__WHAT THE TASK REQUIRES__
Show only lines that include "name".
##### DATASET CONTENT #####
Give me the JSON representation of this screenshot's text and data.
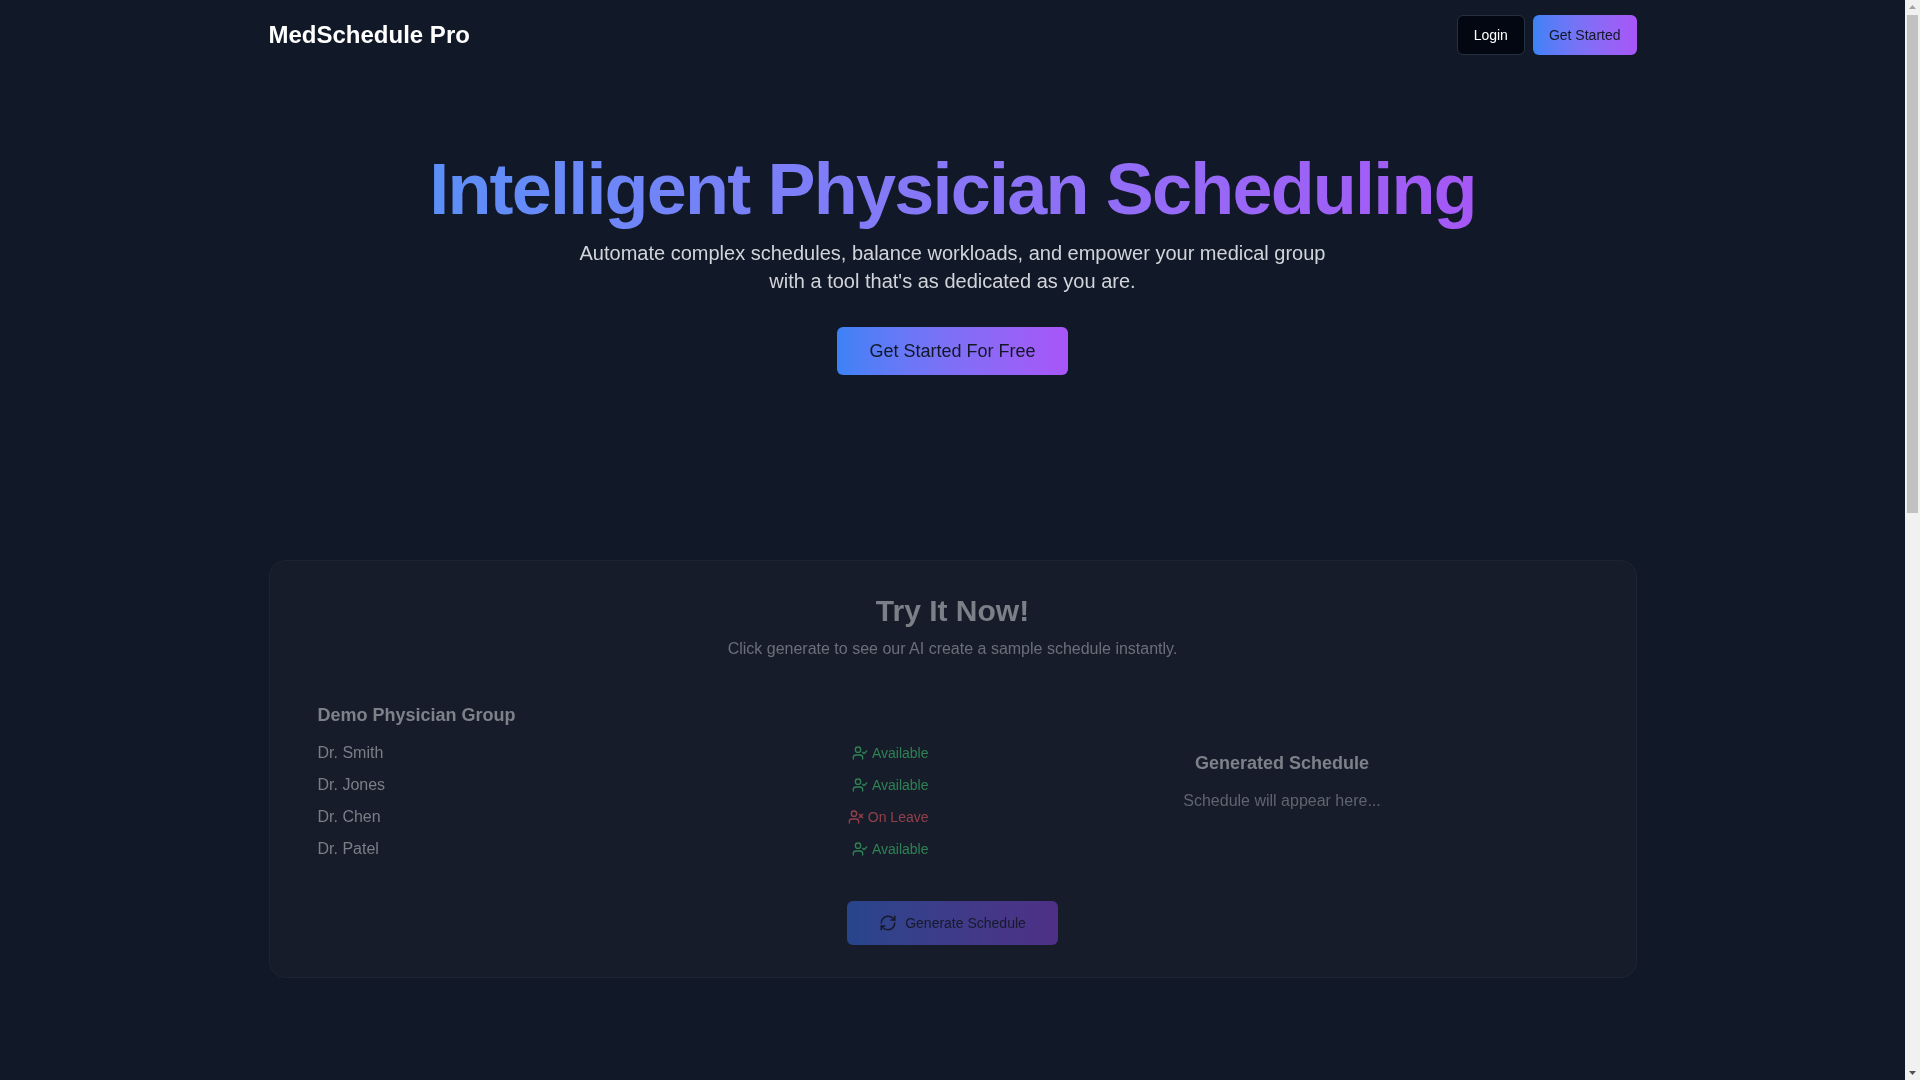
{
  "header": {
    "brand": "MedSchedule Pro",
    "buttons": [
      {
        "label": "Login",
        "kind": "outline"
      },
      {
        "label": "Get Started",
        "kind": "gradient"
      }
    ]
  },
  "hero": {
    "title": "Intelligent Physician Scheduling",
    "subtitle": "Automate complex schedules, balance workloads, and empower your medical group with a tool that's as dedicated as you are.",
    "cta": "Get Started For Free"
  },
  "demo": {
    "title": "Try It Now!",
    "subtitle": "Click generate to see our AI create a sample schedule instantly.",
    "group": {
      "name": "Demo Physician Group",
      "physicians": [
        {
          "name": "Dr. Smith",
          "status": "Available",
          "kind": "available"
        },
        {
          "name": "Dr. Jones",
          "status": "Available",
          "kind": "available"
        },
        {
          "name": "Dr. Chen",
          "status": "On Leave",
          "kind": "on_leave"
        },
        {
          "name": "Dr. Patel",
          "status": "Available",
          "kind": "available"
        }
      ]
    },
    "schedule": {
      "title": "Generated Schedule",
      "empty_message": "Schedule will appear here..."
    },
    "generate_button": "Generate Schedule"
  }
}
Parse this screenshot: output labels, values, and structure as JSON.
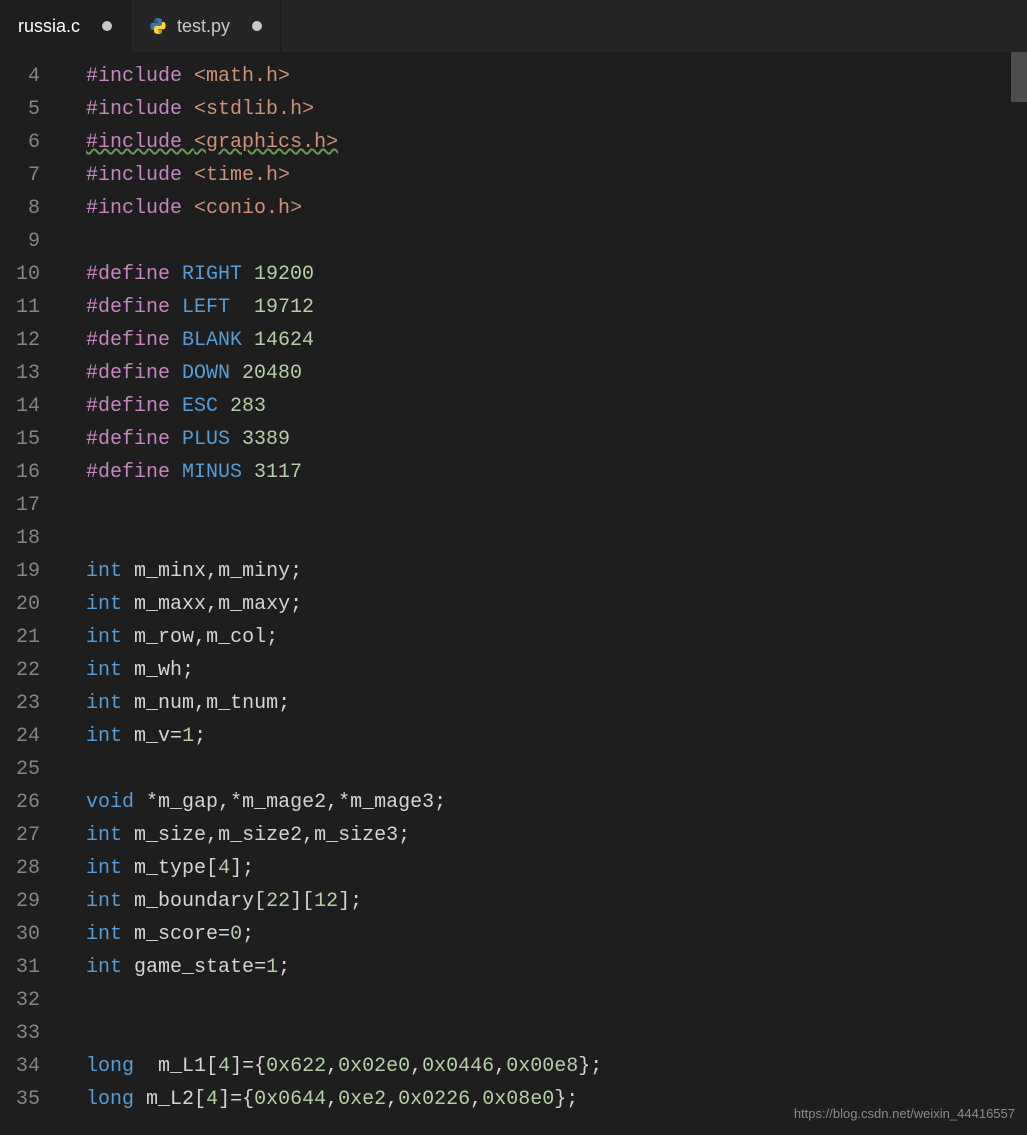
{
  "tabs": [
    {
      "label": "russia.c",
      "icon": null,
      "modified": true,
      "active": true
    },
    {
      "label": "test.py",
      "icon": "python",
      "modified": true,
      "active": false
    }
  ],
  "line_start": 4,
  "code_lines": [
    {
      "n": 4,
      "tokens": [
        [
          "kw",
          "#include "
        ],
        [
          "str",
          "<math.h>"
        ]
      ]
    },
    {
      "n": 5,
      "tokens": [
        [
          "kw",
          "#include "
        ],
        [
          "str",
          "<stdlib.h>"
        ]
      ]
    },
    {
      "n": 6,
      "tokens": [
        [
          "kw-sq",
          "#include "
        ],
        [
          "str-sq",
          "<graphics.h>"
        ]
      ]
    },
    {
      "n": 7,
      "tokens": [
        [
          "kw",
          "#include "
        ],
        [
          "str",
          "<time.h>"
        ]
      ]
    },
    {
      "n": 8,
      "tokens": [
        [
          "kw",
          "#include "
        ],
        [
          "str",
          "<conio.h>"
        ]
      ]
    },
    {
      "n": 9,
      "tokens": []
    },
    {
      "n": 10,
      "tokens": [
        [
          "kw",
          "#define "
        ],
        [
          "macro",
          "RIGHT "
        ],
        [
          "num",
          "19200"
        ]
      ]
    },
    {
      "n": 11,
      "tokens": [
        [
          "kw",
          "#define "
        ],
        [
          "macro",
          "LEFT  "
        ],
        [
          "num",
          "19712"
        ]
      ]
    },
    {
      "n": 12,
      "tokens": [
        [
          "kw",
          "#define "
        ],
        [
          "macro",
          "BLANK "
        ],
        [
          "num",
          "14624"
        ]
      ]
    },
    {
      "n": 13,
      "tokens": [
        [
          "kw",
          "#define "
        ],
        [
          "macro",
          "DOWN "
        ],
        [
          "num",
          "20480"
        ]
      ]
    },
    {
      "n": 14,
      "tokens": [
        [
          "kw",
          "#define "
        ],
        [
          "macro",
          "ESC "
        ],
        [
          "num",
          "283"
        ]
      ]
    },
    {
      "n": 15,
      "tokens": [
        [
          "kw",
          "#define "
        ],
        [
          "macro",
          "PLUS "
        ],
        [
          "num",
          "3389"
        ]
      ]
    },
    {
      "n": 16,
      "tokens": [
        [
          "kw",
          "#define "
        ],
        [
          "macro",
          "MINUS "
        ],
        [
          "num",
          "3117"
        ]
      ]
    },
    {
      "n": 17,
      "tokens": []
    },
    {
      "n": 18,
      "tokens": []
    },
    {
      "n": 19,
      "tokens": [
        [
          "type",
          "int "
        ],
        [
          "ident",
          "m_minx"
        ],
        [
          "op",
          ","
        ],
        [
          "ident",
          "m_miny"
        ],
        [
          "op",
          ";"
        ]
      ]
    },
    {
      "n": 20,
      "tokens": [
        [
          "type",
          "int "
        ],
        [
          "ident",
          "m_maxx"
        ],
        [
          "op",
          ","
        ],
        [
          "ident",
          "m_maxy"
        ],
        [
          "op",
          ";"
        ]
      ]
    },
    {
      "n": 21,
      "tokens": [
        [
          "type",
          "int "
        ],
        [
          "ident",
          "m_row"
        ],
        [
          "op",
          ","
        ],
        [
          "ident",
          "m_col"
        ],
        [
          "op",
          ";"
        ]
      ]
    },
    {
      "n": 22,
      "tokens": [
        [
          "type",
          "int "
        ],
        [
          "ident",
          "m_wh"
        ],
        [
          "op",
          ";"
        ]
      ]
    },
    {
      "n": 23,
      "tokens": [
        [
          "type",
          "int "
        ],
        [
          "ident",
          "m_num"
        ],
        [
          "op",
          ","
        ],
        [
          "ident",
          "m_tnum"
        ],
        [
          "op",
          ";"
        ]
      ]
    },
    {
      "n": 24,
      "tokens": [
        [
          "type",
          "int "
        ],
        [
          "ident",
          "m_v"
        ],
        [
          "op",
          "="
        ],
        [
          "num",
          "1"
        ],
        [
          "op",
          ";"
        ]
      ]
    },
    {
      "n": 25,
      "tokens": []
    },
    {
      "n": 26,
      "tokens": [
        [
          "type",
          "void "
        ],
        [
          "op",
          "*"
        ],
        [
          "ident",
          "m_gap"
        ],
        [
          "op",
          ",*"
        ],
        [
          "ident",
          "m_mage2"
        ],
        [
          "op",
          ",*"
        ],
        [
          "ident",
          "m_mage3"
        ],
        [
          "op",
          ";"
        ]
      ]
    },
    {
      "n": 27,
      "tokens": [
        [
          "type",
          "int "
        ],
        [
          "ident",
          "m_size"
        ],
        [
          "op",
          ","
        ],
        [
          "ident",
          "m_size2"
        ],
        [
          "op",
          ","
        ],
        [
          "ident",
          "m_size3"
        ],
        [
          "op",
          ";"
        ]
      ]
    },
    {
      "n": 28,
      "tokens": [
        [
          "type",
          "int "
        ],
        [
          "ident",
          "m_type"
        ],
        [
          "op",
          "["
        ],
        [
          "num",
          "4"
        ],
        [
          "op",
          "];"
        ]
      ]
    },
    {
      "n": 29,
      "tokens": [
        [
          "type",
          "int "
        ],
        [
          "ident",
          "m_boundary"
        ],
        [
          "op",
          "["
        ],
        [
          "num",
          "22"
        ],
        [
          "op",
          "]["
        ],
        [
          "num",
          "12"
        ],
        [
          "op",
          "];"
        ]
      ]
    },
    {
      "n": 30,
      "tokens": [
        [
          "type",
          "int "
        ],
        [
          "ident",
          "m_score"
        ],
        [
          "op",
          "="
        ],
        [
          "num",
          "0"
        ],
        [
          "op",
          ";"
        ]
      ]
    },
    {
      "n": 31,
      "tokens": [
        [
          "type",
          "int "
        ],
        [
          "ident",
          "game_state"
        ],
        [
          "op",
          "="
        ],
        [
          "num",
          "1"
        ],
        [
          "op",
          ";"
        ]
      ]
    },
    {
      "n": 32,
      "tokens": []
    },
    {
      "n": 33,
      "tokens": []
    },
    {
      "n": 34,
      "tokens": [
        [
          "type",
          "long  "
        ],
        [
          "ident",
          "m_L1"
        ],
        [
          "op",
          "["
        ],
        [
          "num",
          "4"
        ],
        [
          "op",
          "]={"
        ],
        [
          "num",
          "0x622"
        ],
        [
          "op",
          ","
        ],
        [
          "num",
          "0x02e0"
        ],
        [
          "op",
          ","
        ],
        [
          "num",
          "0x0446"
        ],
        [
          "op",
          ","
        ],
        [
          "num",
          "0x00e8"
        ],
        [
          "op",
          "};"
        ]
      ]
    },
    {
      "n": 35,
      "tokens": [
        [
          "type",
          "long "
        ],
        [
          "ident",
          "m_L2"
        ],
        [
          "op",
          "["
        ],
        [
          "num",
          "4"
        ],
        [
          "op",
          "]={"
        ],
        [
          "num",
          "0x0644"
        ],
        [
          "op",
          ","
        ],
        [
          "num",
          "0xe2"
        ],
        [
          "op",
          ","
        ],
        [
          "num",
          "0x0226"
        ],
        [
          "op",
          ","
        ],
        [
          "num",
          "0x08e0"
        ],
        [
          "op",
          "};"
        ]
      ]
    }
  ],
  "watermark": "https://blog.csdn.net/weixin_44416557"
}
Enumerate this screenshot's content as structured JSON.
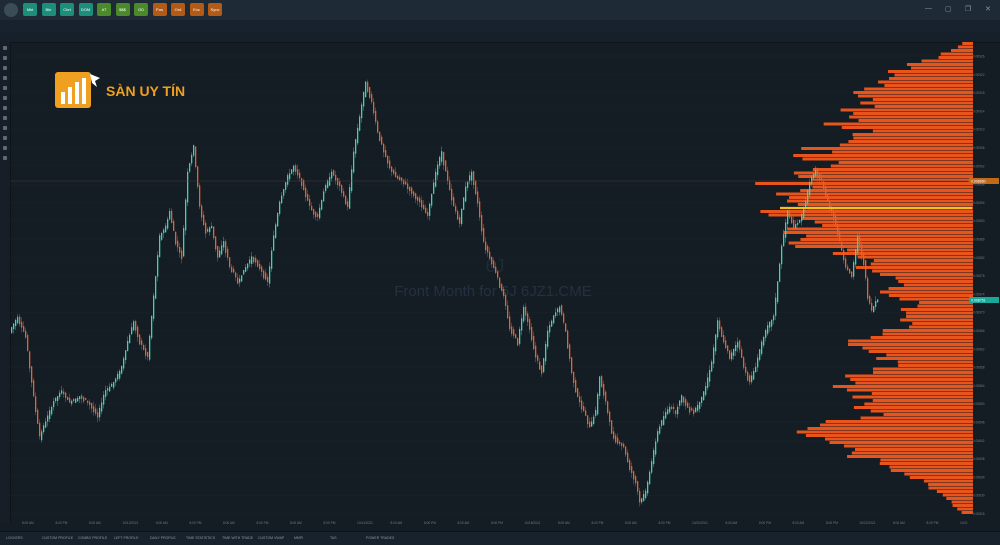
#####
__ANSWER IN FULL__
      "name": "Demo Physician Group",
          "name": "Dr. Smith",
          "name": "Dr. Jones",
          "name": "Dr. Chen",
          "name": "Dr. Patel",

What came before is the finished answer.